• Task to carry out: Please copy the data below word for word, starting with the line that contains "bookmark-folder[interactable]: 知识文档: [1777, 472, 1886, 499]" and going on through the line that contains "sidebar-item-info[interactable]: ▶ ⓘ 1 条信息: [606, 394, 856, 429]", with both of those lines included.

• Stored data:
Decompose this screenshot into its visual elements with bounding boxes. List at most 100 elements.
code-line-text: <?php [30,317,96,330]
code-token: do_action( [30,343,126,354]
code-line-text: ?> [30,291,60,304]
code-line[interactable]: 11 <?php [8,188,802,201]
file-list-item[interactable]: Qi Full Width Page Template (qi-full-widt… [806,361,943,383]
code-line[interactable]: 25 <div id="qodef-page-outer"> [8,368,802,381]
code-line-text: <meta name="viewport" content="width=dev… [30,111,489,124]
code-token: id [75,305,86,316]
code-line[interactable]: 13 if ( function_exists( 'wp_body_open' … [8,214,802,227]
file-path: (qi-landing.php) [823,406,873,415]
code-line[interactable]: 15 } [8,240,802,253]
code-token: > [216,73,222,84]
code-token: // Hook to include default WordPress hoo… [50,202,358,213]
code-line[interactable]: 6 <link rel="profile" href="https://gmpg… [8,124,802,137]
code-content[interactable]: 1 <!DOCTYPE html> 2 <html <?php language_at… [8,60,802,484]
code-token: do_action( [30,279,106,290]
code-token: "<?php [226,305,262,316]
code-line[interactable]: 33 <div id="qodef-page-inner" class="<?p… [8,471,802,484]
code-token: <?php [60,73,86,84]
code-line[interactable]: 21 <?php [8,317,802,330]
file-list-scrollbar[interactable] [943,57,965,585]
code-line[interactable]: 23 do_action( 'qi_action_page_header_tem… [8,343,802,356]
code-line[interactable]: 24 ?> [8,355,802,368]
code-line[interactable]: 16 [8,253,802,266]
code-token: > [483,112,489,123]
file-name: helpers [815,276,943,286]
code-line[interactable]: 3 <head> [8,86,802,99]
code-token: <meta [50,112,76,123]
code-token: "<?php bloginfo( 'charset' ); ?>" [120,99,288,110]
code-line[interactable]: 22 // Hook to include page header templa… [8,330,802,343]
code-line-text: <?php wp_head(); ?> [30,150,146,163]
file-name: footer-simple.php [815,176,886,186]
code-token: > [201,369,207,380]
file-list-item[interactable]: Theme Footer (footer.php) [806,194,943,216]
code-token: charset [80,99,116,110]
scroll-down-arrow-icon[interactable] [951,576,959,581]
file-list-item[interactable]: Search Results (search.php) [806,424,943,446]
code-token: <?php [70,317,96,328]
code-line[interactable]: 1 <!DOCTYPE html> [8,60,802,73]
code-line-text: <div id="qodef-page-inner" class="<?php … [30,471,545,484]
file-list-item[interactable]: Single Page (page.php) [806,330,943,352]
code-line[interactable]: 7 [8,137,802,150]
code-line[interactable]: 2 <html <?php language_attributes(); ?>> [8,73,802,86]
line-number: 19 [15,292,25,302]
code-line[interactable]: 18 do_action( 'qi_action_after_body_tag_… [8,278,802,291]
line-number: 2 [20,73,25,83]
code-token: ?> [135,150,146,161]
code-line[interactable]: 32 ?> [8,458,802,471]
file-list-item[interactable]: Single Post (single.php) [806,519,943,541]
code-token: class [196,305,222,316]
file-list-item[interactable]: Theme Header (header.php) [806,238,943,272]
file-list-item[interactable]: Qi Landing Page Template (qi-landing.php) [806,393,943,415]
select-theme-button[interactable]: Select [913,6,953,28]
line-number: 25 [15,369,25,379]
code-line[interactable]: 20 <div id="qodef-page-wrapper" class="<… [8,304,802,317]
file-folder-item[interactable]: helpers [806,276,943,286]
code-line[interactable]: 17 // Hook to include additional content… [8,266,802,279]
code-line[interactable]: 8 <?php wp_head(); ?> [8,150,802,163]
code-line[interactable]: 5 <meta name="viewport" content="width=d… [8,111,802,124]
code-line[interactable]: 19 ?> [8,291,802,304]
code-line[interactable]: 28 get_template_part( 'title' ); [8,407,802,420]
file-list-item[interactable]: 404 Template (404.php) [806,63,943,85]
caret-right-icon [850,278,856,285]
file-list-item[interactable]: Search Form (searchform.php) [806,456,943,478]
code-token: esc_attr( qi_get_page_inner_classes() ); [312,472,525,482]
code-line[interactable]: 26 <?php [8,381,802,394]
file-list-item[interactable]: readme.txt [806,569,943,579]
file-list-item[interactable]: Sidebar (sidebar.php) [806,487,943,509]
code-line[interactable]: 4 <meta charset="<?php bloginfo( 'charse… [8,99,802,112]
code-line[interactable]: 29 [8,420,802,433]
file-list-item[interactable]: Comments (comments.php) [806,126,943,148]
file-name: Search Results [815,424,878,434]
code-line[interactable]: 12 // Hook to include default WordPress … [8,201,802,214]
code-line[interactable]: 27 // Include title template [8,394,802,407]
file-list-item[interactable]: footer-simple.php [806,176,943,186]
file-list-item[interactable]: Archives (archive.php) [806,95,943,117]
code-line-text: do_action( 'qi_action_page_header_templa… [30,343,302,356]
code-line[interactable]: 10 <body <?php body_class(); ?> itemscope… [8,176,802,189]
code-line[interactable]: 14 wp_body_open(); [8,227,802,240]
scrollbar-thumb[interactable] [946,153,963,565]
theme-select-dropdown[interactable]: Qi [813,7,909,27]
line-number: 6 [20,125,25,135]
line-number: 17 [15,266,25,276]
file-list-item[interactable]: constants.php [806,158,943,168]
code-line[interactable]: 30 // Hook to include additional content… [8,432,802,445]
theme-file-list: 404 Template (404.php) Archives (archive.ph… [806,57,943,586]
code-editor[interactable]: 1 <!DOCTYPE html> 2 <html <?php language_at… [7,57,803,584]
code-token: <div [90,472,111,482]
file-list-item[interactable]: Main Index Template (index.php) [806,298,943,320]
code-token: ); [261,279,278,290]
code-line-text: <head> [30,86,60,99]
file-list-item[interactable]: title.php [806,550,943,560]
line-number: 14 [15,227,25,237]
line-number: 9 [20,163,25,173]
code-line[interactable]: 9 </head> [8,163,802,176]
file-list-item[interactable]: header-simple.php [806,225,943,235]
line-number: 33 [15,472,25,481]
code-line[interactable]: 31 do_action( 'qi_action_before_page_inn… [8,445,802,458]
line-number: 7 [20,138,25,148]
---
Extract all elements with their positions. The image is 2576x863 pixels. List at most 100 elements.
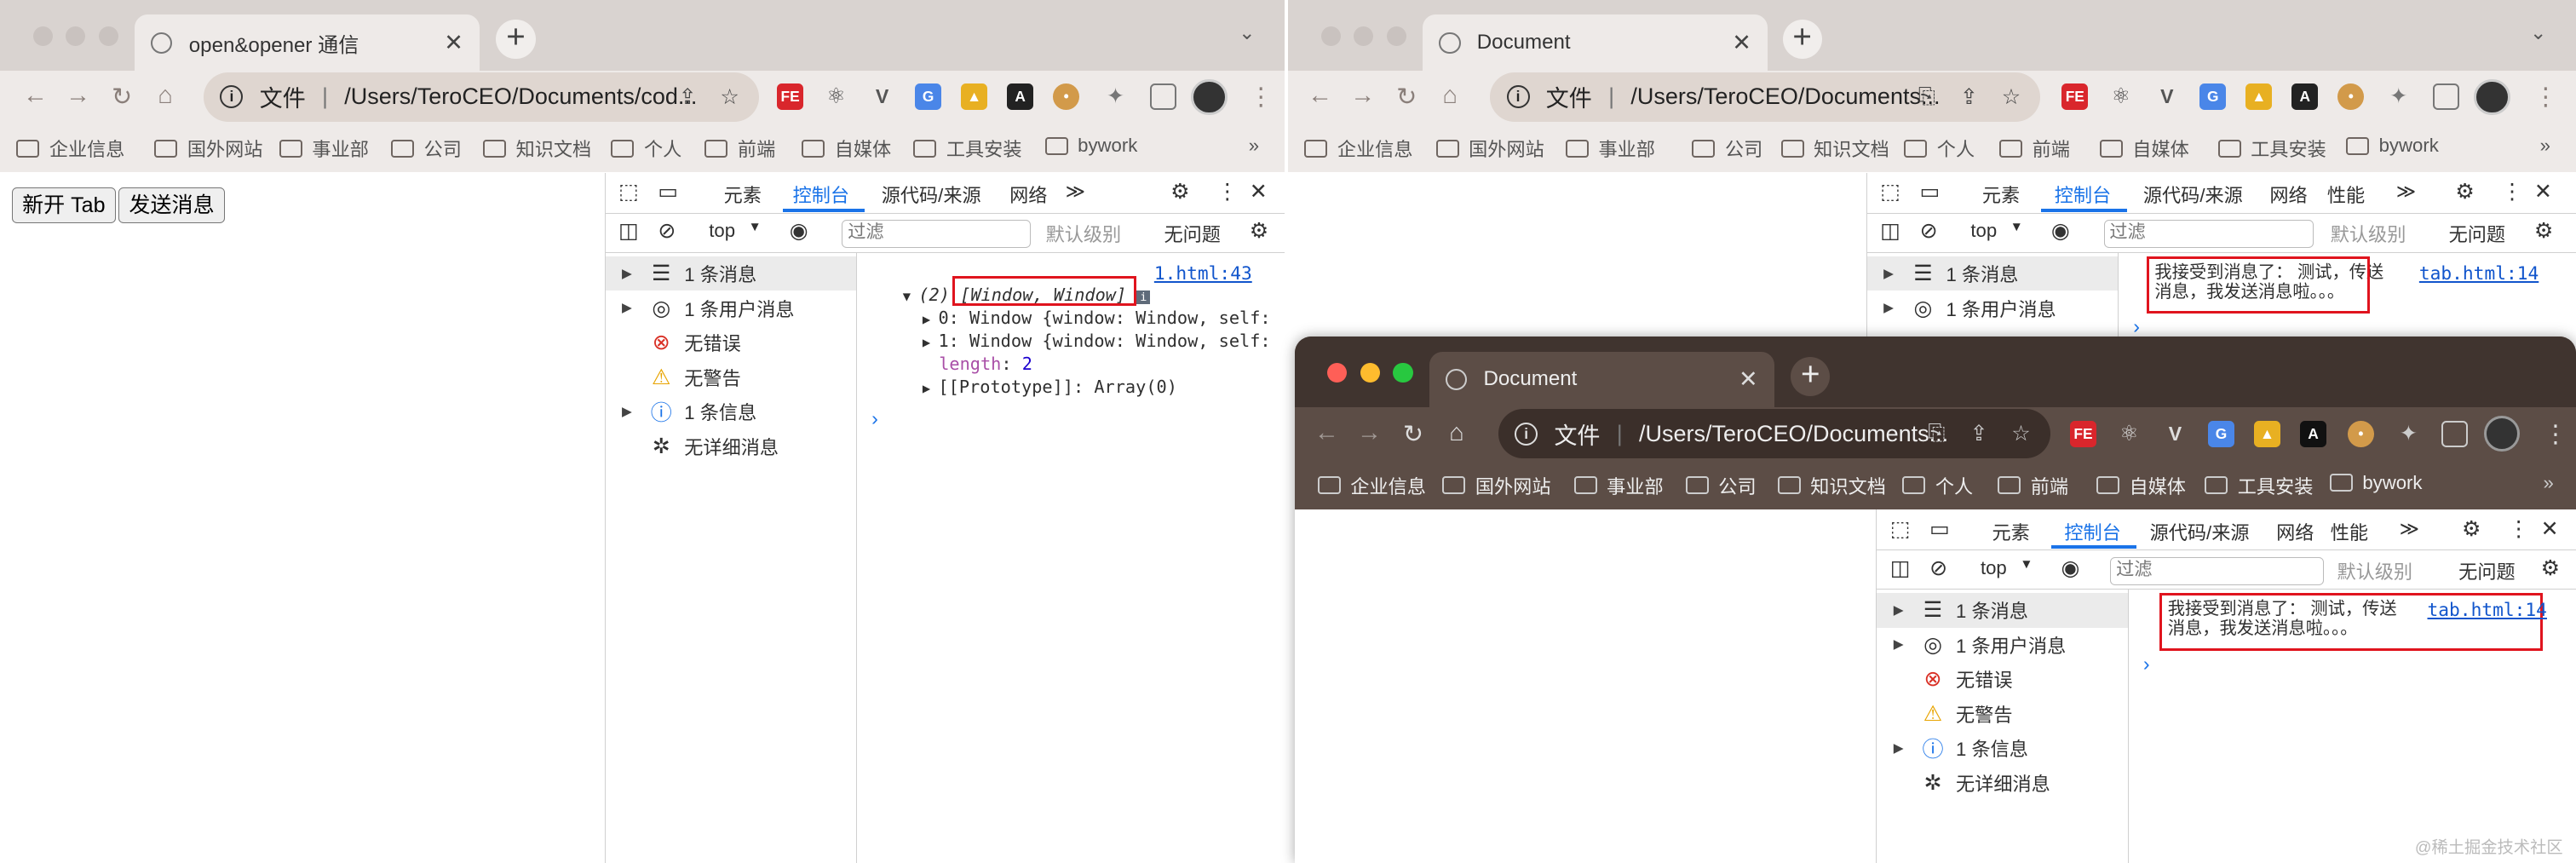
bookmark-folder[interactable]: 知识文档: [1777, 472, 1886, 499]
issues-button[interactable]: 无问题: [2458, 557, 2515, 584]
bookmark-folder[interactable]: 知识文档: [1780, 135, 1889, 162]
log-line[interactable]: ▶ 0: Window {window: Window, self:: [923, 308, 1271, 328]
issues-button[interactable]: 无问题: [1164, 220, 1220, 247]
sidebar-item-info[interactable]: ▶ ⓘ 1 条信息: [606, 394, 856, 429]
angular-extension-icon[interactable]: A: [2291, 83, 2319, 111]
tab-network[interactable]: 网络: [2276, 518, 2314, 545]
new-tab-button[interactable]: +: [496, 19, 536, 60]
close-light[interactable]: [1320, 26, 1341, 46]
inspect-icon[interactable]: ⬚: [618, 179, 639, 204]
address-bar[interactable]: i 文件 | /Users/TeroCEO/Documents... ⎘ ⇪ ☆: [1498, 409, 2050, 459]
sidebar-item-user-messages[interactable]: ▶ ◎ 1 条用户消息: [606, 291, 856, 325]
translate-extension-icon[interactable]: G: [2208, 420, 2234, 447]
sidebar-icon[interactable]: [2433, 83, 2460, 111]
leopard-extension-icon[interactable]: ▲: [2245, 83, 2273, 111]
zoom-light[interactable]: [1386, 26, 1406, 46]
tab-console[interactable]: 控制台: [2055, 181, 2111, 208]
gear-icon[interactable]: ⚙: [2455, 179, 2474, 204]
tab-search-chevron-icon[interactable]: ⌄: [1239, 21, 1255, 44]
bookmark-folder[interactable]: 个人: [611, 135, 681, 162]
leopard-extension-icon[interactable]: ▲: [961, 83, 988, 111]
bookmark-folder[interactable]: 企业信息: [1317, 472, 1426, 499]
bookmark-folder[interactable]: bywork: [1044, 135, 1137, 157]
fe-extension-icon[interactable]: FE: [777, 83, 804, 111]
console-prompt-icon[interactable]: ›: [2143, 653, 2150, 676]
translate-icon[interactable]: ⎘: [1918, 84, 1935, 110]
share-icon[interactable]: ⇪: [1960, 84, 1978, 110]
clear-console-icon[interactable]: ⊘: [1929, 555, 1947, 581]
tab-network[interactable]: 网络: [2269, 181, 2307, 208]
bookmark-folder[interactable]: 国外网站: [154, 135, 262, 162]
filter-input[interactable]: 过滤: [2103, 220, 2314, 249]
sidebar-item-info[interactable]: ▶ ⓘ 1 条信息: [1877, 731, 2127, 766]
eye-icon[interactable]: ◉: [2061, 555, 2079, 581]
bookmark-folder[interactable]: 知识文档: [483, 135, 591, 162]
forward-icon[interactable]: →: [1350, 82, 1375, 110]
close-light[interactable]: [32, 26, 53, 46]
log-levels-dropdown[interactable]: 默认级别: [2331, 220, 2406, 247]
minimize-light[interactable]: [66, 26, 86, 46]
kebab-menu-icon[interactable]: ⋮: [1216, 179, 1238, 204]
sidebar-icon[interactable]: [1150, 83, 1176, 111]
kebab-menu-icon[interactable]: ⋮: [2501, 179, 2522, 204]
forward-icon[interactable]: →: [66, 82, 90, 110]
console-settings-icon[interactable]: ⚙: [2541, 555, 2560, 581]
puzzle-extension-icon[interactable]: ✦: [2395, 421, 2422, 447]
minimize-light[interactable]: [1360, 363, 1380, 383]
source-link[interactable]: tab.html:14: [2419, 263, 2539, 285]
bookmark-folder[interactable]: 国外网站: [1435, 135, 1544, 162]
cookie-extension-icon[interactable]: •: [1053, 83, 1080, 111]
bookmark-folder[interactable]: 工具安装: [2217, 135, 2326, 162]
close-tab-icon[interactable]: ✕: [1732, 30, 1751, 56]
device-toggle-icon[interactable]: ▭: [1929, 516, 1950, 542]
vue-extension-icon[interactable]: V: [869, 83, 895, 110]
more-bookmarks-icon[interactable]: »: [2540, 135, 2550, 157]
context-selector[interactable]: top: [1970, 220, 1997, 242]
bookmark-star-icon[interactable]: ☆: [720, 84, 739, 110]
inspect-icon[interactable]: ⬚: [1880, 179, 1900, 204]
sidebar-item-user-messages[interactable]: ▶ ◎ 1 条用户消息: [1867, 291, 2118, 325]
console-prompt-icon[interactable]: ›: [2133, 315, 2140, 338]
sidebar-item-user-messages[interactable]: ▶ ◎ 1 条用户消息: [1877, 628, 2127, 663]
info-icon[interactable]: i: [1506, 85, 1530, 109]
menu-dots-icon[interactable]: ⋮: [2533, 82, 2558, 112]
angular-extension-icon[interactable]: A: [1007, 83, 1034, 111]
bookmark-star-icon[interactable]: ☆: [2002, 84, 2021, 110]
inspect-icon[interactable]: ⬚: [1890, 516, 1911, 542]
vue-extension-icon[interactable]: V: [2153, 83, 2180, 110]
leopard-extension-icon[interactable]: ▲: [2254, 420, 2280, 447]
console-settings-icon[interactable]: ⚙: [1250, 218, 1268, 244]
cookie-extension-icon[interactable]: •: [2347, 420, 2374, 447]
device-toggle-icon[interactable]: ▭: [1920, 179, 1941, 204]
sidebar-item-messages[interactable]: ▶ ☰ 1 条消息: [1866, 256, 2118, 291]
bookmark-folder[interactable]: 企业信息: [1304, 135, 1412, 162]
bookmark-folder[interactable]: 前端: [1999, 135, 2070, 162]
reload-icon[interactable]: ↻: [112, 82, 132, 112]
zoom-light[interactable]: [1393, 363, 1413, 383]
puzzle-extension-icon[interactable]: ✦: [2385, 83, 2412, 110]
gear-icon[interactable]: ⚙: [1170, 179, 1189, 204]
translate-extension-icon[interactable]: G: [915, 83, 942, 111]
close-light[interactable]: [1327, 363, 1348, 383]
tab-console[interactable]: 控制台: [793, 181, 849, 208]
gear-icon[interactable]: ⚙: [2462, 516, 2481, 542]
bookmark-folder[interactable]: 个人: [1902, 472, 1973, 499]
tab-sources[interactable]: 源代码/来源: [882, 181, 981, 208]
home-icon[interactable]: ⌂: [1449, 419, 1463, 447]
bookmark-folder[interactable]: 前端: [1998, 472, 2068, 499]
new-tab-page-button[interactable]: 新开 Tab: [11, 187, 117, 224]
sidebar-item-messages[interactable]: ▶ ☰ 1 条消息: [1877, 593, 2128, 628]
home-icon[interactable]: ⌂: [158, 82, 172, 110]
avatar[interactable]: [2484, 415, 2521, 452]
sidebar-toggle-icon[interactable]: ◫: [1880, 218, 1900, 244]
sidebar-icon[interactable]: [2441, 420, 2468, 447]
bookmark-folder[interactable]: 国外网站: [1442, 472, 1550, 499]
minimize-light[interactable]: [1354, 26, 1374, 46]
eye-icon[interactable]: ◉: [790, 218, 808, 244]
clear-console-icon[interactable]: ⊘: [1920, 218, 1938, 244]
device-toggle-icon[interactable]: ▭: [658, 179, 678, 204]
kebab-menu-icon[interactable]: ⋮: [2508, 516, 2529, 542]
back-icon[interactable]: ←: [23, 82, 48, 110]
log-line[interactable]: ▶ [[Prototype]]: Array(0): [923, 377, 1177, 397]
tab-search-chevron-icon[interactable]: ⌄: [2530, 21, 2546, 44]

• Exercise answer:
bookmark-folder[interactable]: 知识文档: [1777, 472, 1886, 499]
issues-button[interactable]: 无问题: [2458, 557, 2515, 584]
bookmark-folder[interactable]: 知识文档: [1780, 135, 1889, 162]
log-line[interactable]: ▶ 0: Window {window: Window, self:: [923, 308, 1271, 328]
issues-button[interactable]: 无问题: [1164, 220, 1220, 247]
sidebar-item-info[interactable]: ▶ ⓘ 1 条信息: [606, 394, 856, 429]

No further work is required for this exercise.